Where does the string "услуги" appear? Copy every line of the entries below that holds it.

=====

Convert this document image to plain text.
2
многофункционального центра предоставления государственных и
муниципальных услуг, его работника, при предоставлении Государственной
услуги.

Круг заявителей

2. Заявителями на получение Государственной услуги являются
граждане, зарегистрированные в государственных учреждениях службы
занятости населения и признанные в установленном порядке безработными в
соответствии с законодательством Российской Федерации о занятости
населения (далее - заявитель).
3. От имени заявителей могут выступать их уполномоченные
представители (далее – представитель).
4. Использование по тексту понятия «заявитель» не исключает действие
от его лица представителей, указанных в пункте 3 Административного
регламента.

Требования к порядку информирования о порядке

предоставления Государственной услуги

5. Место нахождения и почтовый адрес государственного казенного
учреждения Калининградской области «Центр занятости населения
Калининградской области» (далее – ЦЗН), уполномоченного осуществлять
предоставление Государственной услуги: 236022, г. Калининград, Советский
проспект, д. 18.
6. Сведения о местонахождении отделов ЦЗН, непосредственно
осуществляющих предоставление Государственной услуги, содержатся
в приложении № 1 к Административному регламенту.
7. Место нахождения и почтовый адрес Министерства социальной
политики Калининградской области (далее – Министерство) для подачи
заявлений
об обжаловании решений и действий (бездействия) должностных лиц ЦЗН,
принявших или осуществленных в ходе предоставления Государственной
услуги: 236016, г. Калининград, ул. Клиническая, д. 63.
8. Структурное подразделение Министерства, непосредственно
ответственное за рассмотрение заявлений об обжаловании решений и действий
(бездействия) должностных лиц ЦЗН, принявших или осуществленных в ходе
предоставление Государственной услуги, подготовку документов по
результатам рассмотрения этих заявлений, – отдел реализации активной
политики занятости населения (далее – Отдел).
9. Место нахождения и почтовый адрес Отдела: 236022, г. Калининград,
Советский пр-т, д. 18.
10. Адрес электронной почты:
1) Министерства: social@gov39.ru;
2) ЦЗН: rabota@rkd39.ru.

=====

WRITTEN ANSWER:
услуги.
2. Заявителями на получение Государственной услуги являются
предоставления Государственной услуги
предоставление Государственной услуги: 236022, г. Калининград, Советский
осуществляющих предоставление Государственной услуги, содержатся
услуги: 236016, г. Калининград, ул. Клиническая, д. 63.
предоставление Государственной услуги, подготовку документов по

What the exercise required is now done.